§ Objective:
Locate the word "Gallici" in the material, then show every line that holds it.

§ Records supplied:

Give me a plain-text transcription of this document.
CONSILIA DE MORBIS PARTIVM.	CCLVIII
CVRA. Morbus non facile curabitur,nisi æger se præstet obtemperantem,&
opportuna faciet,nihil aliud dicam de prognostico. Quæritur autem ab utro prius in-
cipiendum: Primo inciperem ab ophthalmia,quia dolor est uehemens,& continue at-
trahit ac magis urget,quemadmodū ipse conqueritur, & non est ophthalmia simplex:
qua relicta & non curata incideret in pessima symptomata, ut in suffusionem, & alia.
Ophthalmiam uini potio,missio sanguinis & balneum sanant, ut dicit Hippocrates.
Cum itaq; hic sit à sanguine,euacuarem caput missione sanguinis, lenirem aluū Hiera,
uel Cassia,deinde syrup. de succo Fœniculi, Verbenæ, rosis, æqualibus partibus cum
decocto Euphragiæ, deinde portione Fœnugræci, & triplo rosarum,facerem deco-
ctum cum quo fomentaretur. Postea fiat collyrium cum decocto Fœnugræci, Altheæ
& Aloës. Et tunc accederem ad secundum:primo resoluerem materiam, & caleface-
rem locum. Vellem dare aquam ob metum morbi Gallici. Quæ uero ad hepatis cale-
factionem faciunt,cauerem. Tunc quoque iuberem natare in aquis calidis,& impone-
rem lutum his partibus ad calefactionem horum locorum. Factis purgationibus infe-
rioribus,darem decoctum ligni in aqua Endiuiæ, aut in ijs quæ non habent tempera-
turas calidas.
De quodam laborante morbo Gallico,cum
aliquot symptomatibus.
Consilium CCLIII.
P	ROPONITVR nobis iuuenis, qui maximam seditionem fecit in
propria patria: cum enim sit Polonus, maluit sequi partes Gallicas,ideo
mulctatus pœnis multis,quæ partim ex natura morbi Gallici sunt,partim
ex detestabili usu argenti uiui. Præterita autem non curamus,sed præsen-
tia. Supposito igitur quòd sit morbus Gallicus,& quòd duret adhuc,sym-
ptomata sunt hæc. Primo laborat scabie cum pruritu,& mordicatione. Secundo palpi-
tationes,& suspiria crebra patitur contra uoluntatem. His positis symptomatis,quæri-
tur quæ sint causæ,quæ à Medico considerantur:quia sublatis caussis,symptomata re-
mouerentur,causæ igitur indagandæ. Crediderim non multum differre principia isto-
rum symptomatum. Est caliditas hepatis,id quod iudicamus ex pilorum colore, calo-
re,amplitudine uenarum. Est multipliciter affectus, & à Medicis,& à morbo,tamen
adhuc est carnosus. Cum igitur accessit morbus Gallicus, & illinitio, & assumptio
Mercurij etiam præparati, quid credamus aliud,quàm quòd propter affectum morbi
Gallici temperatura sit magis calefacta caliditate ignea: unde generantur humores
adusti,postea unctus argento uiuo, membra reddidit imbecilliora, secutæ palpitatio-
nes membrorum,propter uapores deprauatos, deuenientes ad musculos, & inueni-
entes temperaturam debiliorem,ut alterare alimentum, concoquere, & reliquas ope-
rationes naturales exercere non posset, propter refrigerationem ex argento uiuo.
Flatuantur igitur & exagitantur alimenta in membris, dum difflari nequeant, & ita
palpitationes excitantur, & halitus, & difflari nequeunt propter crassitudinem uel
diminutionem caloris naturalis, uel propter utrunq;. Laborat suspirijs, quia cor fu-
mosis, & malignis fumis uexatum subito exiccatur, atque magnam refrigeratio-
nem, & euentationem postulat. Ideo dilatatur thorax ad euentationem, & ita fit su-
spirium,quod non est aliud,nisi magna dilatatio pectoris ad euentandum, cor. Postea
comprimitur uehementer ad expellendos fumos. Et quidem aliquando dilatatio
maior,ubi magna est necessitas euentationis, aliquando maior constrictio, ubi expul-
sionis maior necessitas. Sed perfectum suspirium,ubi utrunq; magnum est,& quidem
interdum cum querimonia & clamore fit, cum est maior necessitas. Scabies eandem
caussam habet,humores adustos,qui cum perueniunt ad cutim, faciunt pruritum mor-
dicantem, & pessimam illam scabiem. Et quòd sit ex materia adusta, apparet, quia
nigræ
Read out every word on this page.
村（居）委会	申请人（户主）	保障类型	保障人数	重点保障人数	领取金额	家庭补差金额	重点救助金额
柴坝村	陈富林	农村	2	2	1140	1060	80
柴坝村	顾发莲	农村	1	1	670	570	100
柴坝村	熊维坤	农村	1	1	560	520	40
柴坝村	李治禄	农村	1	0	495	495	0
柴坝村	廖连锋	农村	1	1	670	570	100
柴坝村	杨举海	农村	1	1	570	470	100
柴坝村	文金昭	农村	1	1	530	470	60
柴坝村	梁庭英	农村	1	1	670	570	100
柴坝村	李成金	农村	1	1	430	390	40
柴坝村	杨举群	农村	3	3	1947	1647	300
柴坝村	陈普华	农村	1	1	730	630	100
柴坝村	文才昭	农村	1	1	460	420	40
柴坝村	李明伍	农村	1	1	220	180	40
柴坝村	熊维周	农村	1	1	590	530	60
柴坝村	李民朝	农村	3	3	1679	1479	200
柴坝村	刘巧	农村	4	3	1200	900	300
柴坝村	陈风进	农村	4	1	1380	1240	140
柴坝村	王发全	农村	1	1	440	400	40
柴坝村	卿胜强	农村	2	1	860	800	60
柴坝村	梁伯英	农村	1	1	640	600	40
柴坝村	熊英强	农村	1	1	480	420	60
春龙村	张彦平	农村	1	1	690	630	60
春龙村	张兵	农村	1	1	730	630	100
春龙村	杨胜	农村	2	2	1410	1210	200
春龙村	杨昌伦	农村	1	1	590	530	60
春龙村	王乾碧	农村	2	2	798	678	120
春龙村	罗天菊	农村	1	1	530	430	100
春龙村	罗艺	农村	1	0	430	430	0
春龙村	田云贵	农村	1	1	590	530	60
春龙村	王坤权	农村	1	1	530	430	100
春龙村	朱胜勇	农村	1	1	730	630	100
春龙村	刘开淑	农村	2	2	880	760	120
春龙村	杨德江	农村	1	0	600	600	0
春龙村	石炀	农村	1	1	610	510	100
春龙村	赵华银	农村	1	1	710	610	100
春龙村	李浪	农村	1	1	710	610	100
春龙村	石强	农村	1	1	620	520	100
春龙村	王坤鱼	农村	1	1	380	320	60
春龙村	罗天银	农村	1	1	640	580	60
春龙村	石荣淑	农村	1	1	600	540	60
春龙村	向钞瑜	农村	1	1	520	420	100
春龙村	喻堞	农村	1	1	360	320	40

§ Solution:
rem locum. Vellem dare aquam ob metum morbi Gallici. Quæ uero ad hepatis cale-
mulctatus pœnis multis,quæ partim ex natura morbi Gallici sunt,partim
Gallici temperatura sit magis calefacta caliditate ignea: unde generantur humores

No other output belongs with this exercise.